— Exercise objective —
Each line that holds the word "optional" should be returned.

[Dataset records]
·····
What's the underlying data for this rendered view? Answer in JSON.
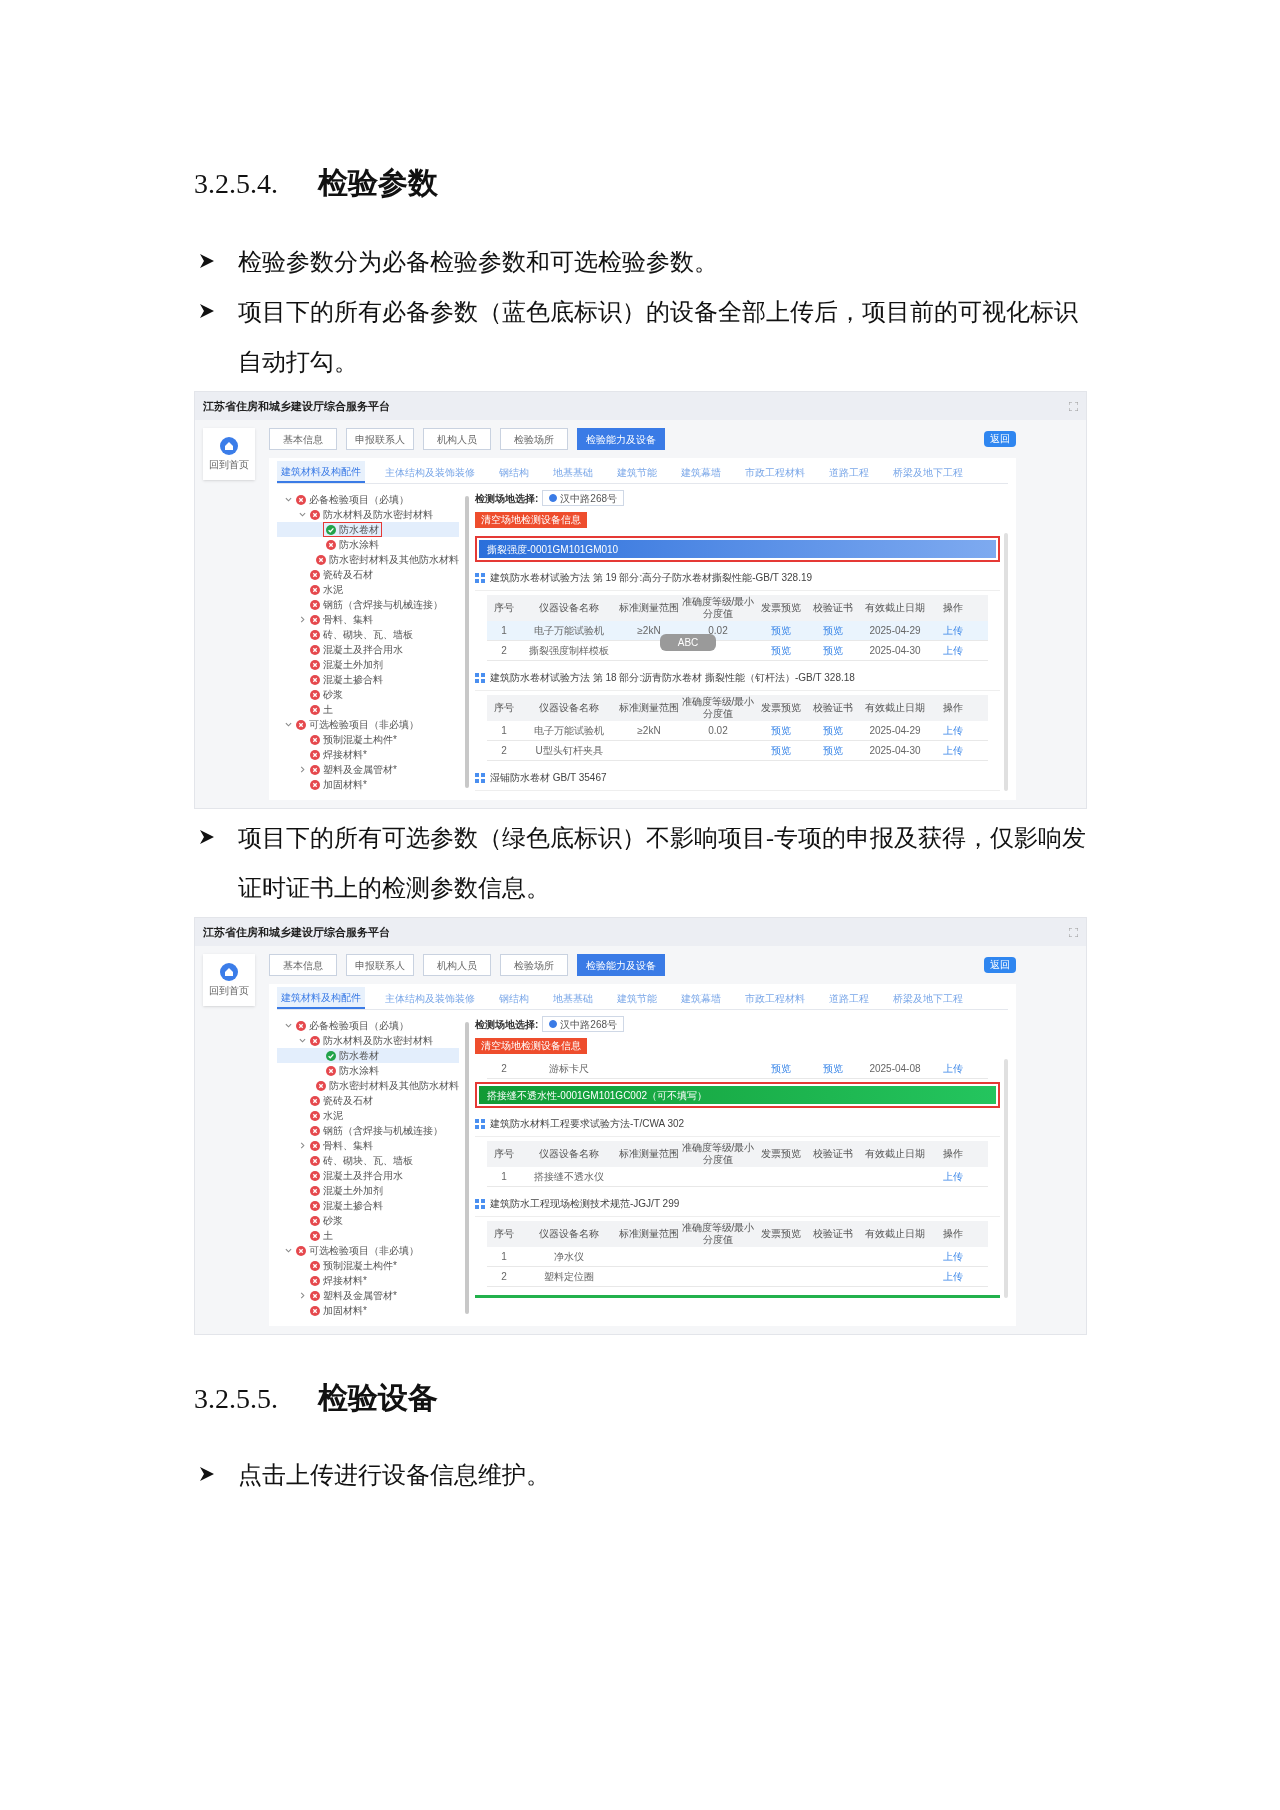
{
  "sections": [
    {
      "kind": "heading",
      "number": "3.2.5.4.",
      "title": "检验参数"
    },
    {
      "kind": "bullet",
      "text": "检验参数分为必备检验参数和可选检验参数。"
    },
    {
      "kind": "bullet",
      "text": "项目下的所有必备参数（蓝色底标识）的设备全部上传后，项目前的可视化标识自动打勾。"
    },
    {
      "kind": "screenshot",
      "platform_title": "江苏省住房和城乡建设厅综合服务平台",
      "home_label": "回到首页",
      "back_button": "返回",
      "nav_buttons": [
        {
          "label": "基本信息",
          "selected": false
        },
        {
          "label": "申报联系人",
          "selected": false
        },
        {
          "label": "机构人员",
          "selected": false
        },
        {
          "label": "检验场所",
          "selected": false
        },
        {
          "label": "检验能力及设备",
          "selected": true
        }
      ],
      "tabs": [
        {
          "label": "建筑材料及构配件",
          "selected": true
        },
        {
          "label": "主体结构及装饰装修",
          "selected": false
        },
        {
          "label": "钢结构",
          "selected": false
        },
        {
          "label": "地基基础",
          "selected": false
        },
        {
          "label": "建筑节能",
          "selected": false
        },
        {
          "label": "建筑幕墙",
          "selected": false
        },
        {
          "label": "市政工程材料",
          "selected": false
        },
        {
          "label": "道路工程",
          "selected": false
        },
        {
          "label": "桥梁及地下工程",
          "selected": false
        }
      ],
      "tree": [
        {
          "label": "必备检验项目（必填）",
          "done": false,
          "selected": false,
          "annotated": false,
          "expanded": true,
          "children": [
            {
              "label": "防水材料及防水密封材料",
              "done": false,
              "selected": false,
              "annotated": false,
              "expanded": true,
              "children": [
                {
                  "label": "防水卷材",
                  "done": true,
                  "selected": true,
                  "annotated": true
                },
                {
                  "label": "防水涂料",
                  "done": false,
                  "selected": false,
                  "annotated": false
                },
                {
                  "label": "防水密封材料及其他防水材料",
                  "done": false,
                  "selected": false,
                  "annotated": false
                }
              ]
            },
            {
              "label": "瓷砖及石材",
              "done": false,
              "selected": false,
              "annotated": false
            },
            {
              "label": "水泥",
              "done": false,
              "selected": false,
              "annotated": false
            },
            {
              "label": "钢筋（含焊接与机械连接）",
              "done": false,
              "selected": false,
              "annotated": false
            },
            {
              "label": "骨料、集料",
              "done": false,
              "selected": false,
              "annotated": false,
              "expanded": false
            },
            {
              "label": "砖、砌块、瓦、墙板",
              "done": false,
              "selected": false,
              "annotated": false
            },
            {
              "label": "混凝土及拌合用水",
              "done": false,
              "selected": false,
              "annotated": false
            },
            {
              "label": "混凝土外加剂",
              "done": false,
              "selected": false,
              "annotated": false
            },
            {
              "label": "混凝土掺合料",
              "done": false,
              "selected": false,
              "annotated": false
            },
            {
              "label": "砂浆",
              "done": false,
              "selected": false,
              "annotated": false
            },
            {
              "label": "土",
              "done": false,
              "selected": false,
              "annotated": false
            }
          ]
        },
        {
          "label": "可选检验项目（非必填）",
          "done": false,
          "selected": false,
          "annotated": false,
          "expanded": true,
          "children": [
            {
              "label": "预制混凝土构件*",
              "done": false,
              "selected": false,
              "annotated": false
            },
            {
              "label": "焊接材料*",
              "done": false,
              "selected": false,
              "annotated": false
            },
            {
              "label": "塑料及金属管材*",
              "done": false,
              "selected": false,
              "annotated": false,
              "expanded": false
            },
            {
              "label": "加固材料*",
              "done": false,
              "selected": false,
              "annotated": false
            }
          ]
        }
      ],
      "site_label": "检测场地选择:",
      "site_options": [
        {
          "label": "汉中路268号",
          "selected": true
        }
      ],
      "clear_button": "清空场地检测设备信息",
      "ime_overlay": {
        "label": "ABC"
      },
      "content": [
        {
          "kind": "param",
          "label": "撕裂强度-0001GM101GM010",
          "optional": false,
          "annotated": true
        },
        {
          "kind": "standard",
          "text": "建筑防水卷材试验方法 第 19 部分:高分子防水卷材撕裂性能-GB/T 328.19"
        },
        {
          "kind": "table",
          "columns": [
            "序号",
            "仪器设备名称",
            "标准测量范围",
            "准确度等级/最小分度值",
            "发票预览",
            "校验证书",
            "有效截止日期",
            "操作"
          ],
          "rows": [
            {
              "highlighted": true,
              "no": "1",
              "name": "电子万能试验机",
              "range": "≥2kN",
              "accuracy": "0.02",
              "invoice": "预览",
              "certificate": "预览",
              "expiry": "2025-04-29",
              "action": "上传"
            },
            {
              "highlighted": false,
              "no": "2",
              "name": "撕裂强度制样模板",
              "invoice": "预览",
              "certificate": "预览",
              "expiry": "2025-04-30",
              "action": "上传"
            }
          ]
        },
        {
          "kind": "standard",
          "text": "建筑防水卷材试验方法 第 18 部分:沥青防水卷材 撕裂性能（钉杆法）-GB/T 328.18"
        },
        {
          "kind": "table",
          "columns": [
            "序号",
            "仪器设备名称",
            "标准测量范围",
            "准确度等级/最小分度值",
            "发票预览",
            "校验证书",
            "有效截止日期",
            "操作"
          ],
          "rows": [
            {
              "highlighted": false,
              "no": "1",
              "name": "电子万能试验机",
              "range": "≥2kN",
              "accuracy": "0.02",
              "invoice": "预览",
              "certificate": "预览",
              "expiry": "2025-04-29",
              "action": "上传"
            },
            {
              "highlighted": false,
              "no": "2",
              "name": "U型头钉杆夹具",
              "invoice": "预览",
              "certificate": "预览",
              "expiry": "2025-04-30",
              "action": "上传"
            }
          ]
        },
        {
          "kind": "standard",
          "text": "湿铺防水卷材 GB/T 35467"
        }
      ]
    },
    {
      "kind": "bullet",
      "text": "项目下的所有可选参数（绿色底标识）不影响项目-专项的申报及获得，仅影响发证时证书上的检测参数信息。"
    },
    {
      "kind": "screenshot",
      "platform_title": "江苏省住房和城乡建设厅综合服务平台",
      "home_label": "回到首页",
      "back_button": "返回",
      "nav_buttons": [
        {
          "label": "基本信息",
          "selected": false
        },
        {
          "label": "申报联系人",
          "selected": false
        },
        {
          "label": "机构人员",
          "selected": false
        },
        {
          "label": "检验场所",
          "selected": false
        },
        {
          "label": "检验能力及设备",
          "selected": true
        }
      ],
      "tabs": [
        {
          "label": "建筑材料及构配件",
          "selected": true
        },
        {
          "label": "主体结构及装饰装修",
          "selected": false
        },
        {
          "label": "钢结构",
          "selected": false
        },
        {
          "label": "地基基础",
          "selected": false
        },
        {
          "label": "建筑节能",
          "selected": false
        },
        {
          "label": "建筑幕墙",
          "selected": false
        },
        {
          "label": "市政工程材料",
          "selected": false
        },
        {
          "label": "道路工程",
          "selected": false
        },
        {
          "label": "桥梁及地下工程",
          "selected": false
        }
      ],
      "tree": [
        {
          "label": "必备检验项目（必填）",
          "done": false,
          "selected": false,
          "annotated": false,
          "expanded": true,
          "children": [
            {
              "label": "防水材料及防水密封材料",
              "done": false,
              "selected": false,
              "annotated": false,
              "expanded": true,
              "children": [
                {
                  "label": "防水卷材",
                  "done": true,
                  "selected": true,
                  "annotated": false
                },
                {
                  "label": "防水涂料",
                  "done": false,
                  "selected": false,
                  "annotated": false
                },
                {
                  "label": "防水密封材料及其他防水材料",
                  "done": false,
                  "selected": false,
                  "annotated": false
                }
              ]
            },
            {
              "label": "瓷砖及石材",
              "done": false,
              "selected": false,
              "annotated": false
            },
            {
              "label": "水泥",
              "done": false,
              "selected": false,
              "annotated": false
            },
            {
              "label": "钢筋（含焊接与机械连接）",
              "done": false,
              "selected": false,
              "annotated": false
            },
            {
              "label": "骨料、集料",
              "done": false,
              "selected": false,
              "annotated": false,
              "expanded": false
            },
            {
              "label": "砖、砌块、瓦、墙板",
              "done": false,
              "selected": false,
              "annotated": false
            },
            {
              "label": "混凝土及拌合用水",
              "done": false,
              "selected": false,
              "annotated": false
            },
            {
              "label": "混凝土外加剂",
              "done": false,
              "selected": false,
              "annotated": false
            },
            {
              "label": "混凝土掺合料",
              "done": false,
              "selected": false,
              "annotated": false
            },
            {
              "label": "砂浆",
              "done": false,
              "selected": false,
              "annotated": false
            },
            {
              "label": "土",
              "done": false,
              "selected": false,
              "annotated": false
            }
          ]
        },
        {
          "label": "可选检验项目（非必填）",
          "done": false,
          "selected": false,
          "annotated": false,
          "expanded": true,
          "children": [
            {
              "label": "预制混凝土构件*",
              "done": false,
              "selected": false,
              "annotated": false
            },
            {
              "label": "焊接材料*",
              "done": false,
              "selected": false,
              "annotated": false
            },
            {
              "label": "塑料及金属管材*",
              "done": false,
              "selected": false,
              "annotated": false,
              "expanded": false
            },
            {
              "label": "加固材料*",
              "done": false,
              "selected": false,
              "annotated": false
            }
          ]
        }
      ],
      "site_label": "检测场地选择:",
      "site_options": [
        {
          "label": "汉中路268号",
          "selected": true
        }
      ],
      "clear_button": "清空场地检测设备信息",
      "content": [
        {
          "kind": "row",
          "row": {
            "highlighted": false,
            "no": "2",
            "name": "游标卡尺",
            "invoice": "预览",
            "certificate": "预览",
            "expiry": "2025-04-08",
            "action": "上传"
          }
        },
        {
          "kind": "param",
          "label": "搭接缝不透水性-0001GM101GC002（可不填写）",
          "optional": true,
          "annotated": true
        },
        {
          "kind": "standard",
          "text": "建筑防水材料工程要求试验方法-T/CWA 302"
        },
        {
          "kind": "table",
          "columns": [
            "序号",
            "仪器设备名称",
            "标准测量范围",
            "准确度等级/最小分度值",
            "发票预览",
            "校验证书",
            "有效截止日期",
            "操作"
          ],
          "rows": [
            {
              "highlighted": false,
              "no": "1",
              "name": "搭接缝不透水仪",
              "action": "上传"
            }
          ]
        },
        {
          "kind": "standard",
          "text": "建筑防水工程现场检测技术规范-JGJ/T 299"
        },
        {
          "kind": "table",
          "columns": [
            "序号",
            "仪器设备名称",
            "标准测量范围",
            "准确度等级/最小分度值",
            "发票预览",
            "校验证书",
            "有效截止日期",
            "操作"
          ],
          "rows": [
            {
              "highlighted": false,
              "no": "1",
              "name": "净水仪",
              "action": "上传"
            },
            {
              "highlighted": false,
              "no": "2",
              "name": "塑料定位圈",
              "action": "上传"
            }
          ]
        },
        {
          "kind": "param_edge",
          "optional": true
        }
      ]
    },
    {
      "kind": "heading",
      "number": "3.2.5.5.",
      "title": "检验设备"
    },
    {
      "kind": "bullet",
      "text": "点击上传进行设备信息维护。"
    }
  ]
}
·····
— Worked answer —
          "optional": false,
          "optional": true,
          "optional": true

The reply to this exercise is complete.